Task objective =
In the listing below, pick out lines with "JSON".

Given data =
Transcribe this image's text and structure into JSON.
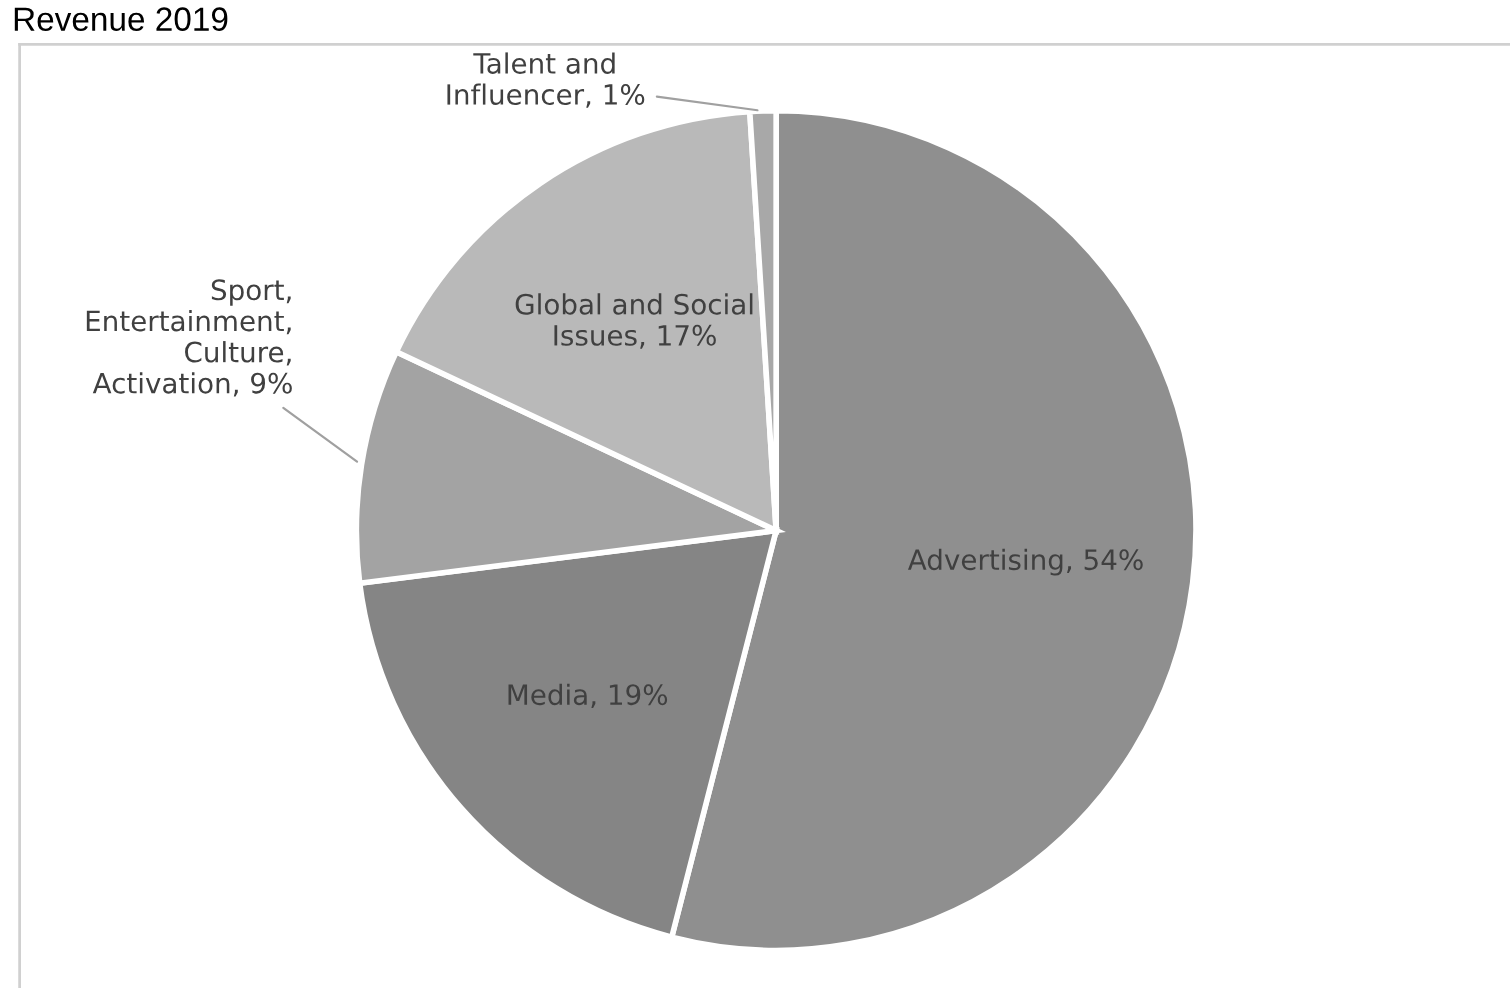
{
  "chart_data": {
    "type": "pie",
    "title": "Revenue 2019",
    "categories": [
      "Advertising",
      "Media",
      "Sport,\nEntertainment,\nCulture,\nActivation",
      "Global and Social\nIssues",
      "Talent and\nInfluencer"
    ],
    "values": [
      54,
      19,
      9,
      17,
      1
    ],
    "value_labels": [
      "54%",
      "19%",
      "9%",
      "17%",
      "1%"
    ],
    "colors": [
      "#8f8f8f",
      "#858585",
      "#a3a3a3",
      "#b9b9b9",
      "#a8a8a8"
    ],
    "legend": false
  }
}
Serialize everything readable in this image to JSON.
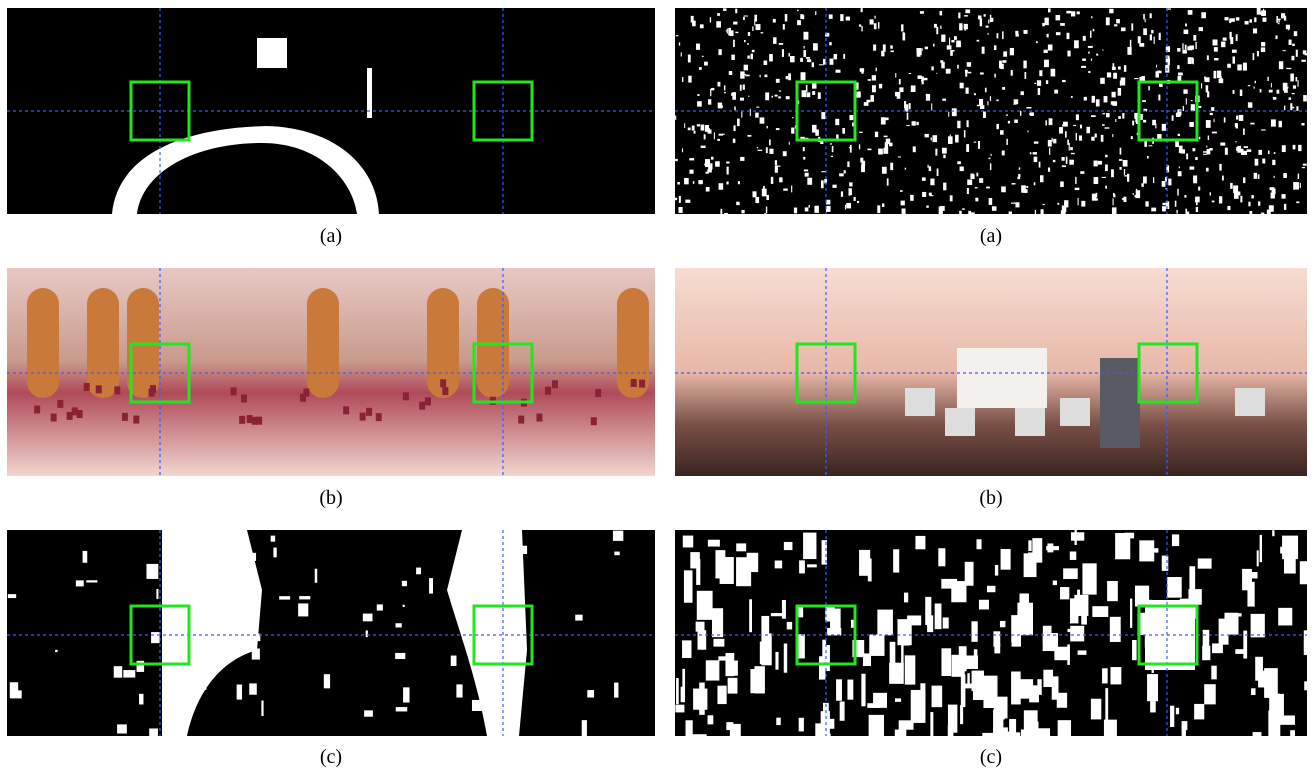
{
  "figure": {
    "panels": [
      {
        "caption": "(a)"
      },
      {
        "caption": "(a)"
      },
      {
        "caption": "(b)"
      },
      {
        "caption": "(b)"
      },
      {
        "caption": "(c)"
      },
      {
        "caption": "(c)"
      }
    ]
  }
}
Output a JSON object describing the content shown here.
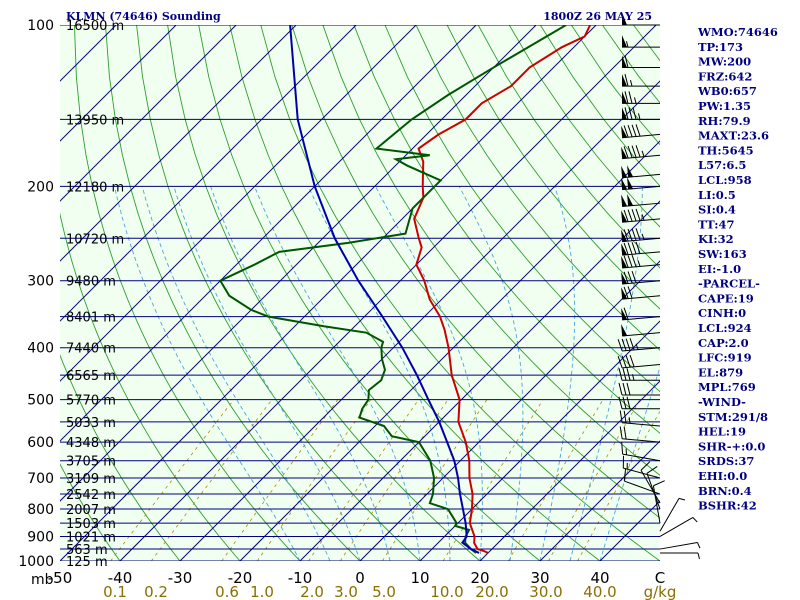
{
  "header": {
    "title": "KLMN (74646) Sounding",
    "datetime": "1800Z 26 MAY 25"
  },
  "chart_data": {
    "type": "line",
    "title": "KLMN (74646) Sounding",
    "subtitle": "1800Z 26 MAY 25",
    "xlabel_unit": "C",
    "ylabel_unit": "mb",
    "mixing_unit": "g/kg",
    "x_range": [
      -50,
      50
    ],
    "y_range_mb": [
      100,
      1000
    ],
    "y_scale": "log",
    "temperature_ticks": [
      "-50",
      "-40",
      "-30",
      "-20",
      "-10",
      "0",
      "10",
      "20",
      "30",
      "40",
      "C"
    ],
    "pressure_ticks": [
      "100",
      "200",
      "300",
      "400",
      "500",
      "600",
      "700",
      "800",
      "900",
      "1000"
    ],
    "mixing_ratio_ticks": [
      "0.1",
      "0.2",
      "0.6",
      "1.0",
      "2.0",
      "3.0",
      "5.0",
      "10.0",
      "20.0",
      "30.0",
      "40.0",
      "g/kg"
    ],
    "height_labels": [
      {
        "p": 100,
        "label": "16500 m"
      },
      {
        "p": 150,
        "label": "13950 m"
      },
      {
        "p": 200,
        "label": "12180 m"
      },
      {
        "p": 250,
        "label": "10720 m"
      },
      {
        "p": 300,
        "label": "9480 m"
      },
      {
        "p": 350,
        "label": "8401 m"
      },
      {
        "p": 400,
        "label": "7440 m"
      },
      {
        "p": 450,
        "label": "6565 m"
      },
      {
        "p": 500,
        "label": "5770 m"
      },
      {
        "p": 550,
        "label": "5033 m"
      },
      {
        "p": 600,
        "label": "4348 m"
      },
      {
        "p": 650,
        "label": "3705 m"
      },
      {
        "p": 700,
        "label": "3109 m"
      },
      {
        "p": 750,
        "label": "2542 m"
      },
      {
        "p": 800,
        "label": "2007 m"
      },
      {
        "p": 850,
        "label": "1503 m"
      },
      {
        "p": 900,
        "label": "1021 m"
      },
      {
        "p": 950,
        "label": "563 m"
      },
      {
        "p": 1000,
        "label": "125 m"
      }
    ],
    "series": [
      {
        "name": "temperature",
        "color": "#cc0000",
        "points": [
          [
            966,
            20
          ],
          [
            958,
            19
          ],
          [
            950,
            17.6
          ],
          [
            925,
            16
          ],
          [
            900,
            15
          ],
          [
            850,
            12
          ],
          [
            800,
            10
          ],
          [
            750,
            7.6
          ],
          [
            700,
            4.4
          ],
          [
            650,
            1.5
          ],
          [
            600,
            -2.2
          ],
          [
            550,
            -6.8
          ],
          [
            500,
            -10.3
          ],
          [
            450,
            -15.7
          ],
          [
            400,
            -20.8
          ],
          [
            370,
            -24.5
          ],
          [
            350,
            -27.4
          ],
          [
            325,
            -32
          ],
          [
            300,
            -36
          ],
          [
            280,
            -40
          ],
          [
            260,
            -42
          ],
          [
            250,
            -44
          ],
          [
            230,
            -48
          ],
          [
            210,
            -50
          ],
          [
            200,
            -52
          ],
          [
            180,
            -56
          ],
          [
            170,
            -59
          ],
          [
            160,
            -58
          ],
          [
            150,
            -56
          ],
          [
            140,
            -56
          ],
          [
            130,
            -54
          ],
          [
            120,
            -54
          ],
          [
            110,
            -52
          ],
          [
            105,
            -50
          ],
          [
            100,
            -51
          ]
        ]
      },
      {
        "name": "dewpoint",
        "color": "#005500",
        "points": [
          [
            966,
            18
          ],
          [
            950,
            16.5
          ],
          [
            925,
            14.5
          ],
          [
            900,
            13.5
          ],
          [
            875,
            13
          ],
          [
            860,
            10
          ],
          [
            850,
            9.8
          ],
          [
            800,
            6
          ],
          [
            780,
            2
          ],
          [
            750,
            1
          ],
          [
            700,
            -1.5
          ],
          [
            650,
            -5
          ],
          [
            600,
            -10
          ],
          [
            585,
            -15.5
          ],
          [
            560,
            -18.5
          ],
          [
            540,
            -24
          ],
          [
            520,
            -25
          ],
          [
            500,
            -25.5
          ],
          [
            480,
            -27
          ],
          [
            460,
            -26.6
          ],
          [
            440,
            -27.7
          ],
          [
            420,
            -30
          ],
          [
            400,
            -32
          ],
          [
            390,
            -32.7
          ],
          [
            375,
            -37
          ],
          [
            365,
            -45
          ],
          [
            350,
            -56
          ],
          [
            340,
            -60
          ],
          [
            320,
            -66
          ],
          [
            300,
            -70
          ],
          [
            280,
            -67
          ],
          [
            265,
            -65
          ],
          [
            255,
            -55
          ],
          [
            245,
            -47
          ],
          [
            220,
            -50
          ],
          [
            205,
            -50
          ],
          [
            195,
            -50
          ],
          [
            183,
            -58
          ],
          [
            178,
            -61
          ],
          [
            175,
            -56
          ],
          [
            170,
            -66
          ],
          [
            150,
            -65
          ],
          [
            135,
            -63
          ],
          [
            120,
            -60
          ],
          [
            100,
            -55
          ]
        ]
      },
      {
        "name": "parcel",
        "color": "#0000aa",
        "points": [
          [
            966,
            18.5
          ],
          [
            950,
            16.5
          ],
          [
            924,
            14
          ],
          [
            900,
            13.7
          ],
          [
            850,
            11.3
          ],
          [
            800,
            8.5
          ],
          [
            750,
            5.5
          ],
          [
            700,
            2.5
          ],
          [
            650,
            -1
          ],
          [
            600,
            -5.3
          ],
          [
            550,
            -10
          ],
          [
            500,
            -15.5
          ],
          [
            450,
            -21.5
          ],
          [
            400,
            -28.5
          ],
          [
            350,
            -37
          ],
          [
            300,
            -47
          ],
          [
            250,
            -58
          ],
          [
            200,
            -70
          ],
          [
            150,
            -84
          ],
          [
            100,
            -101
          ]
        ]
      }
    ],
    "wind_barbs": [
      {
        "p": 100,
        "dir": 270,
        "kt": 50
      },
      {
        "p": 110,
        "dir": 270,
        "kt": 55
      },
      {
        "p": 120,
        "dir": 270,
        "kt": 60
      },
      {
        "p": 130,
        "dir": 270,
        "kt": 65
      },
      {
        "p": 140,
        "dir": 270,
        "kt": 75
      },
      {
        "p": 150,
        "dir": 270,
        "kt": 85
      },
      {
        "p": 160,
        "dir": 265,
        "kt": 90
      },
      {
        "p": 175,
        "dir": 265,
        "kt": 95
      },
      {
        "p": 190,
        "dir": 265,
        "kt": 100
      },
      {
        "p": 200,
        "dir": 265,
        "kt": 100
      },
      {
        "p": 215,
        "dir": 265,
        "kt": 100
      },
      {
        "p": 230,
        "dir": 265,
        "kt": 95
      },
      {
        "p": 250,
        "dir": 265,
        "kt": 95
      },
      {
        "p": 265,
        "dir": 265,
        "kt": 90
      },
      {
        "p": 280,
        "dir": 265,
        "kt": 85
      },
      {
        "p": 300,
        "dir": 265,
        "kt": 80
      },
      {
        "p": 320,
        "dir": 265,
        "kt": 70
      },
      {
        "p": 350,
        "dir": 265,
        "kt": 60
      },
      {
        "p": 375,
        "dir": 265,
        "kt": 50
      },
      {
        "p": 400,
        "dir": 265,
        "kt": 45
      },
      {
        "p": 430,
        "dir": 265,
        "kt": 40
      },
      {
        "p": 460,
        "dir": 270,
        "kt": 35
      },
      {
        "p": 490,
        "dir": 270,
        "kt": 30
      },
      {
        "p": 520,
        "dir": 270,
        "kt": 30
      },
      {
        "p": 560,
        "dir": 275,
        "kt": 25
      },
      {
        "p": 600,
        "dir": 275,
        "kt": 20
      },
      {
        "p": 650,
        "dir": 280,
        "kt": 15
      },
      {
        "p": 700,
        "dir": 285,
        "kt": 15
      },
      {
        "p": 750,
        "dir": 290,
        "kt": 10
      },
      {
        "p": 780,
        "dir": 330,
        "kt": 10
      },
      {
        "p": 800,
        "dir": 340,
        "kt": 10
      },
      {
        "p": 850,
        "dir": 350,
        "kt": 10
      },
      {
        "p": 880,
        "dir": 30,
        "kt": 5
      },
      {
        "p": 900,
        "dir": 60,
        "kt": 5
      },
      {
        "p": 950,
        "dir": 80,
        "kt": 5
      },
      {
        "p": 966,
        "dir": 90,
        "kt": 5
      }
    ]
  },
  "indices": [
    "WMO:74646",
    "TP:173",
    "MW:200",
    "FRZ:642",
    "WB0:657",
    "PW:1.35",
    "RH:79.9",
    "MAXT:23.6",
    "TH:5645",
    "L57:6.5",
    "LCL:958",
    "LI:0.5",
    "SI:0.4",
    "TT:47",
    "KI:32",
    "SW:163",
    "EI:-1.0",
    "-PARCEL-",
    "CAPE:19",
    "CINH:0",
    "LCL:924",
    "CAP:2.0",
    "LFC:919",
    "EL:879",
    "MPL:769",
    "-WIND-",
    "STM:291/8",
    "HEL:19",
    "SHR-+:0.0",
    "SRDS:37",
    "EHI:0.0",
    "BRN:0.4",
    "BSHR:42"
  ],
  "colors": {
    "isobar": "#000080",
    "isotherm": "#000080",
    "dry_adiabat": "#2e9e2e",
    "moist_adiabat": "#4aa6d8",
    "mixing_ratio": "#b08a00",
    "plot_bg": "#f0fff0"
  }
}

Solution =
Transcribe this image's text and structure into JSON.
Serialize everything readable in this image to JSON.
Output a JSON object describing the content shown here.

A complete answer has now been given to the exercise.